EXTRACTED INFORMATION:

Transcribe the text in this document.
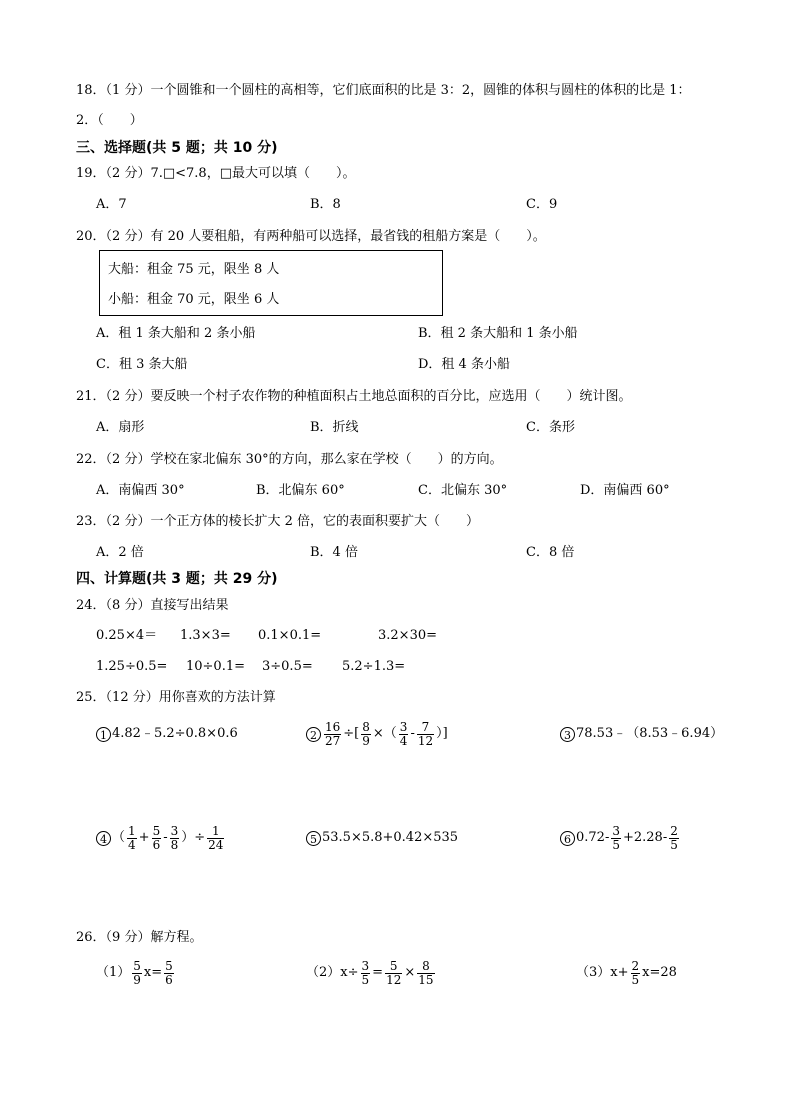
18．（1 分）一个圆锥和一个圆柱的高相等，它们底面积的比是 3：2，圆锥的体积与圆柱的体积的比是 1：
2．（　　）
三、选择题(共 5 题；共 10 分)
19．（2 分）7.□<7.8，□最大可以填（　　）。
A．7	B．8	C．9
20．（2 分）有 20 人要租船，有两种船可以选择，最省钱的租船方案是（　　）。
大船：租金 75 元，限坐 8 人
小船：租金 70 元，限坐 6 人
A．租 1 条大船和 2 条小船	B．租 2 条大船和 1 条小船
C．租 3 条大船	D．租 4 条小船
21．（2 分）要反映一个村子农作物的种植面积占土地总面积的百分比，应选用（　　）统计图。
A．扇形	B．折线	C．条形
22．（2 分）学校在家北偏东 30°的方向，那么家在学校（　　）的方向。
A．南偏西 30°	B．北偏东 60°	C．北偏东 30°	D．南偏西 60°
23．（2 分）一个正方体的棱长扩大 2 倍，它的表面积要扩大（　　）
A．2 倍	B．4 倍	C．8 倍
四、计算题(共 3 题；共 29 分)
24．（8 分）直接写出结果
0.25×4＝ 1.3×3= 0.1×0.1=	3.2×30=
1.25÷0.5= 10÷0.1= 3÷0.5= 5.2÷1.3=
25．（12 分）用你喜欢的方法计算
1 4.82﹣5.2÷0.8×0.6	$2 \frac{16}{27}$ ÷[ $\frac{8}{9}$ ×（ $\frac{3}{4} - \frac{7}{12}$ ）]	3 78.53﹣（8.53﹣6.94）
4 （ $\frac{1}{4} + \frac{5}{6} - \frac{3}{8}$ ）÷ $\frac{1}{24}$	5 53.5×5.8+0.42×535	6 $0.72- \frac{3}{5} +2.28- \frac{2}{5}$
26．（9 分）解方程。
$(1) \frac{5}{9} x= \frac{5}{6}$	$(2)x\div \frac{3}{5} = \frac{5}{12} \times \frac{8}{15}$	$(3)x+ \frac{2}{5} x=28$
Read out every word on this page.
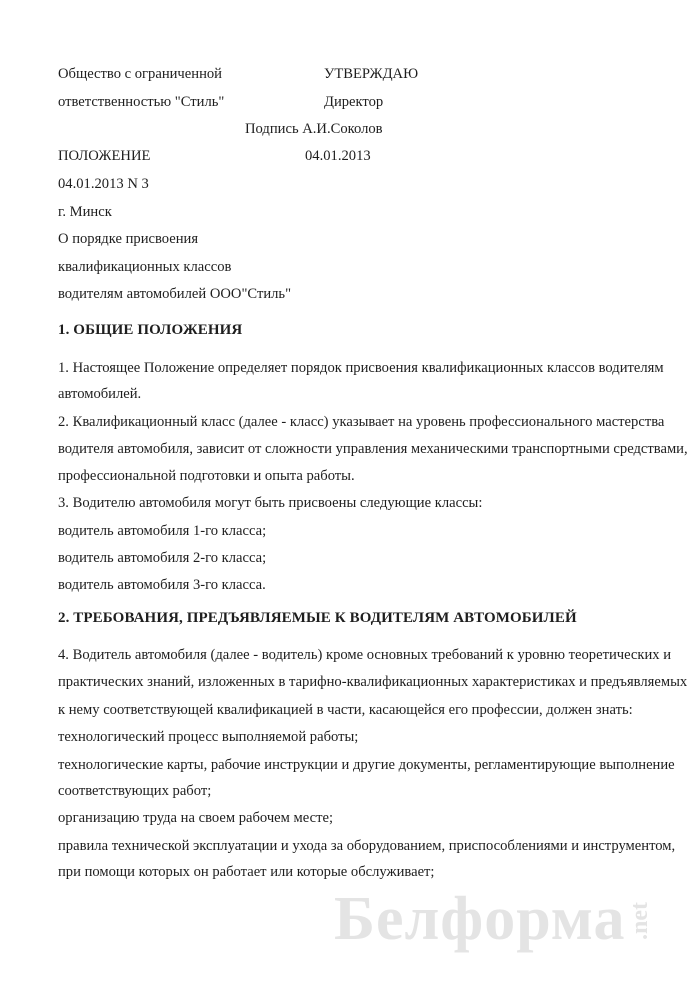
Общество с ограниченной
ответственностью "Стиль"
УТВЕРЖДАЮ
Директор
Подпись А.И.Соколов
ПОЛОЖЕНИЕ	04.01.2013
04.01.2013 N 3
г. Минск
О порядке присвоения
квалификационных классов
водителям автомобилей ООО"Стиль"
1. ОБЩИЕ ПОЛОЖЕНИЯ
1. Настоящее Положение определяет порядок присвоения квалификационных классов водителям
автомобилей.
2. Квалификационный класс (далее - класс) указывает на уровень профессионального мастерства
водителя автомобиля, зависит от сложности управления механическими транспортными средствами,
профессиональной подготовки и опыта работы.
3. Водителю автомобиля могут быть присвоены следующие классы:
водитель автомобиля 1-го класса;
водитель автомобиля 2-го класса;
водитель автомобиля 3-го класса.
2. ТРЕБОВАНИЯ, ПРЕДЪЯВЛЯЕМЫЕ К ВОДИТЕЛЯМ АВТОМОБИЛЕЙ
4. Водитель автомобиля (далее - водитель) кроме основных требований к уровню теоретических и
практических знаний, изложенных в тарифно-квалификационных характеристиках и предъявляемых
к нему соответствующей квалификацией в части, касающейся его профессии, должен знать:
технологический процесс выполняемой работы;
технологические карты, рабочие инструкции и другие документы, регламентирующие выполнение
соответствующих работ;
организацию труда на своем рабочем месте;
правила технической эксплуатации и ухода за оборудованием, приспособлениями и инструментом,
при помощи которых он работает или которые обслуживает;
Белформа .net
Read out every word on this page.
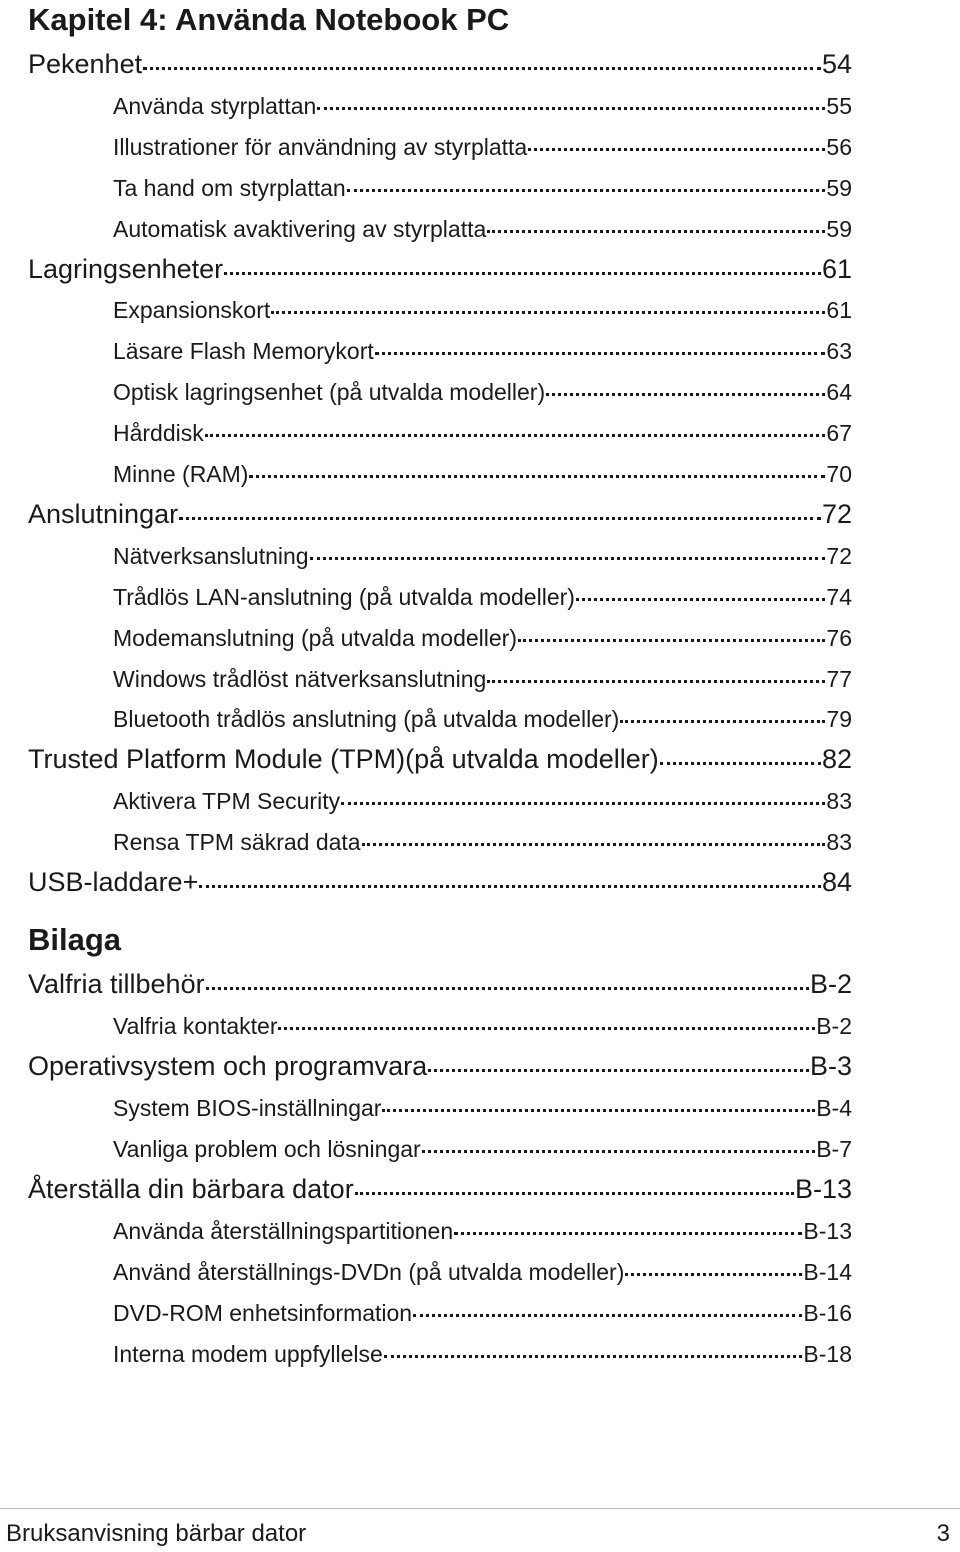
Kapitel 4: Använda Notebook PC
Bilaga
Pekenhet	54
Använda styrplattan	55
Illustrationer för användning av styrplatta	56
Ta hand om styrplattan	59
Automatisk avaktivering av styrplatta	59
Lagringsenheter	61
Expansionskort	61
Läsare Flash Memorykort	63
Optisk lagringsenhet (på utvalda modeller)	64
Hårddisk	67
Minne (RAM)	70
Anslutningar	72
Nätverksanslutning	72
Trådlös LAN-anslutning (på utvalda modeller)	74
Modemanslutning (på utvalda modeller)	76
Windows trådlöst nätverksanslutning	77
Bluetooth trådlös anslutning (på utvalda modeller)	79
Trusted Platform Module (TPM)(på utvalda modeller)	82
Aktivera TPM Security	83
Rensa TPM säkrad data	83
USB-laddare+	84
Valfria tillbehör	B-2
Valfria kontakter	B-2
Operativsystem och programvara	B-3
System BIOS-inställningar	B-4
Vanliga problem och lösningar	B-7
Återställa din bärbara dator	B-13
Använda återställningspartitionen	B-13
Använd återställnings-DVDn (på utvalda modeller)	B-14
DVD-ROM enhetsinformation	B-16
Interna modem uppfyllelse	B-18
Bruksanvisning bärbar dator	3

WHAT YOU ARE ASKED TO DO: Copy out the entries verbatim and leave the images out.

SOLUTION TO THIS EXERCISE:
Transcribe the text in this document.
18．（1 分）一个圆锥和一个圆柱的高相等，它们底面积的比是 3：2，圆锥的体积与圆柱的体积的比是 1：
2．（　　）
三、选择题(共 5 题；共 10 分)
19．（2 分）7.□<7.8，□最大可以填（　　）。
A．7	B．8	C．9
20．（2 分）有 20 人要租船，有两种船可以选择，最省钱的租船方案是（　　）。
大船：租金 75 元，限坐 8 人
小船：租金 70 元，限坐 6 人
A．租 1 条大船和 2 条小船	B．租 2 条大船和 1 条小船
C．租 3 条大船	D．租 4 条小船
21．（2 分）要反映一个村子农作物的种植面积占土地总面积的百分比，应选用（　　）统计图。
A．扇形	B．折线	C．条形
22．（2 分）学校在家北偏东 30°的方向，那么家在学校（　　）的方向。
A．南偏西 30°	B．北偏东 60°	C．北偏东 30°	D．南偏西 60°
23．（2 分）一个正方体的棱长扩大 2 倍，它的表面积要扩大（　　）
A．2 倍	B．4 倍	C．8 倍
四、计算题(共 3 题；共 29 分)
24．（8 分）直接写出结果
0.25×4＝ 1.3×3= 0.1×0.1=	3.2×30=
1.25÷0.5= 10÷0.1= 3÷0.5= 5.2÷1.3=
25．（12 分）用你喜欢的方法计算
1 4.82﹣5.2÷0.8×0.6	$2 \frac{16}{27}$ ÷[ $\frac{8}{9}$ ×（ $\frac{3}{4} - \frac{7}{12}$ ）]	3 78.53﹣（8.53﹣6.94）
4 （ $\frac{1}{4} + \frac{5}{6} - \frac{3}{8}$ ）÷ $\frac{1}{24}$	5 53.5×5.8+0.42×535	6 $0.72- \frac{3}{5} +2.28- \frac{2}{5}$
26．（9 分）解方程。
$(1) \frac{5}{9} x= \frac{5}{6}$	$(2)x\div \frac{3}{5} = \frac{5}{12} \times \frac{8}{15}$	$(3)x+ \frac{2}{5} x=28$
Read out every word on this page.
Общество с ограниченной
ответственностью "Стиль"
УТВЕРЖДАЮ
Директор
Подпись А.И.Соколов
ПОЛОЖЕНИЕ	04.01.2013
04.01.2013 N 3
г. Минск
О порядке присвоения
квалификационных классов
водителям автомобилей ООО"Стиль"
1. ОБЩИЕ ПОЛОЖЕНИЯ
1. Настоящее Положение определяет порядок присвоения квалификационных классов водителям
автомобилей.
2. Квалификационный класс (далее - класс) указывает на уровень профессионального мастерства
водителя автомобиля, зависит от сложности управления механическими транспортными средствами,
профессиональной подготовки и опыта работы.
3. Водителю автомобиля могут быть присвоены следующие классы:
водитель автомобиля 1-го класса;
водитель автомобиля 2-го класса;
водитель автомобиля 3-го класса.
2. ТРЕБОВАНИЯ, ПРЕДЪЯВЛЯЕМЫЕ К ВОДИТЕЛЯМ АВТОМОБИЛЕЙ
4. Водитель автомобиля (далее - водитель) кроме основных требований к уровню теоретических и
практических знаний, изложенных в тарифно-квалификационных характеристиках и предъявляемых
к нему соответствующей квалификацией в части, касающейся его профессии, должен знать:
технологический процесс выполняемой работы;
технологические карты, рабочие инструкции и другие документы, регламентирующие выполнение
соответствующих работ;
организацию труда на своем рабочем месте;
правила технической эксплуатации и ухода за оборудованием, приспособлениями и инструментом,
при помощи которых он работает или которые обслуживает;
Белформа .net
Read out every word on this page.
Kapitel 4: Använda Notebook PC
Bilaga
Pekenhet	54
Använda styrplattan	55
Illustrationer för användning av styrplatta	56
Ta hand om styrplattan	59
Automatisk avaktivering av styrplatta	59
Lagringsenheter	61
Expansionskort	61
Läsare Flash Memorykort	63
Optisk lagringsenhet (på utvalda modeller)	64
Hårddisk	67
Minne (RAM)	70
Anslutningar	72
Nätverksanslutning	72
Trådlös LAN-anslutning (på utvalda modeller)	74
Modemanslutning (på utvalda modeller)	76
Windows trådlöst nätverksanslutning	77
Bluetooth trådlös anslutning (på utvalda modeller)	79
Trusted Platform Module (TPM)(på utvalda modeller)	82
Aktivera TPM Security	83
Rensa TPM säkrad data	83
USB-laddare+	84
Valfria tillbehör	B-2
Valfria kontakter	B-2
Operativsystem och programvara	B-3
System BIOS-inställningar	B-4
Vanliga problem och lösningar	B-7
Återställa din bärbara dator	B-13
Använda återställningspartitionen	B-13
Använd återställnings-DVDn (på utvalda modeller)	B-14
DVD-ROM enhetsinformation	B-16
Interna modem uppfyllelse	B-18
Bruksanvisning bärbar dator	3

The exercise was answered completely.